Format every line of the records below as a JSON list of strings, one string per line, leaving out any blank lines.

§ §

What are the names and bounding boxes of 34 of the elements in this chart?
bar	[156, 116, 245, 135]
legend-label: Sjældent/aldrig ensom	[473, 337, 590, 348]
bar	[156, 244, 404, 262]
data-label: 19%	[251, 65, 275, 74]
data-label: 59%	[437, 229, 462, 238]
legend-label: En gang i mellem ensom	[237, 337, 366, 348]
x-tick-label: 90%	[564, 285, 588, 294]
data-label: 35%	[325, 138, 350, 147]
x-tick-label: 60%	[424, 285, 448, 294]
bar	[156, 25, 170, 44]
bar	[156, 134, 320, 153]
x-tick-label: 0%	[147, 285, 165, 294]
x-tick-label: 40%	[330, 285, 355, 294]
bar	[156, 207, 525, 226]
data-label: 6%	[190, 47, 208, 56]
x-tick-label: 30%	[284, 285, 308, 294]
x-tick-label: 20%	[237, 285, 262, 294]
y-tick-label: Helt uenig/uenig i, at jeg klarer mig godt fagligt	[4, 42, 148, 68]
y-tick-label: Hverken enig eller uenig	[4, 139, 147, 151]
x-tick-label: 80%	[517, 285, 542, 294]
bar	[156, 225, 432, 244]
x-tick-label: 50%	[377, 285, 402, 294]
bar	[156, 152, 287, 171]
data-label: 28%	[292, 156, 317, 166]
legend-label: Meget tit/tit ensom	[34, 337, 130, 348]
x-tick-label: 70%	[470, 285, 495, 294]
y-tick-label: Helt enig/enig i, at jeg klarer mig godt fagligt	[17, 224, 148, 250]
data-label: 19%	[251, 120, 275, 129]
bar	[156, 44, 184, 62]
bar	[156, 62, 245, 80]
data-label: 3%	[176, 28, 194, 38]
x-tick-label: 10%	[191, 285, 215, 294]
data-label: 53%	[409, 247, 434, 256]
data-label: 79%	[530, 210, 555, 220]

§ §

Response for this exercise:
[
  "What are the names and bounding boxes of 34 of the elements in this chart?",
  "bar\t[156, 116, 245, 135]",
  "legend-label: Sjældent/aldrig ensom\t[473, 337, 590, 348]",
  "bar\t[156, 244, 404, 262]",
  "data-label: 19%\t[251, 65, 275, 74]",
  "data-label: 59%\t[437, 229, 462, 238]",
  "legend-label: En gang i mellem ensom\t[237, 337, 366, 348]",
  "x-tick-label: 90%\t[564, 285, 588, 294]",
  "data-label: 35%\t[325, 138, 350, 147]",
  "x-tick-label: 60%\t[424, 285, 448, 294]",
  "bar\t[156, 25, 170, 44]",
  "bar\t[156, 134, 320, 153]",
  "x-tick-label: 0%\t[147, 285, 165, 294]",
  "x-tick-label: 40%\t[330, 285, 355, 294]",
  "bar\t[156, 207, 525, 226]",
  "data-label: 6%\t[190, 47, 208, 56]",
  "x-tick-label: 30%\t[284, 285, 308, 294]",
  "x-tick-label: 20%\t[237, 285, 262, 294]",
  "y-tick-label: Helt uenig/uenig i, at jeg klarer mig godt fagligt\t[4, 42, 148, 68]",
  "y-tick-label: Hverken enig eller uenig\t[4, 139, 147, 151]",
  "x-tick-label: 80%\t[517, 285, 542, 294]",
  "bar\t[156, 225, 432, 244]",
  "x-tick-label: 50%\t[377, 285, 402, 294]",
  "bar\t[156, 152, 287, 171]",
  "data-label: 28%\t[292, 156, 317, 166]",
  "legend-label: Meget tit/tit ensom\t[34, 337, 130, 348]",
  "x-tick-label: 70%\t[470, 285, 495, 294]",
  "y-tick-label: Helt enig/enig i, at jeg klarer mig godt fagligt\t[17, 224, 148, 250]",
  "data-label: 19%\t[251, 120, 275, 129]",
  "bar\t[156, 44, 184, 62]",
  "bar\t[156, 62, 245, 80]",
  "data-label: 3%\t[176, 28, 194, 38]",
  "x-tick-label: 10%\t[191, 285, 215, 294]",
  "data-label: 53%\t[409, 247, 434, 256]",
  "data-label: 79%\t[530, 210, 555, 220]"
]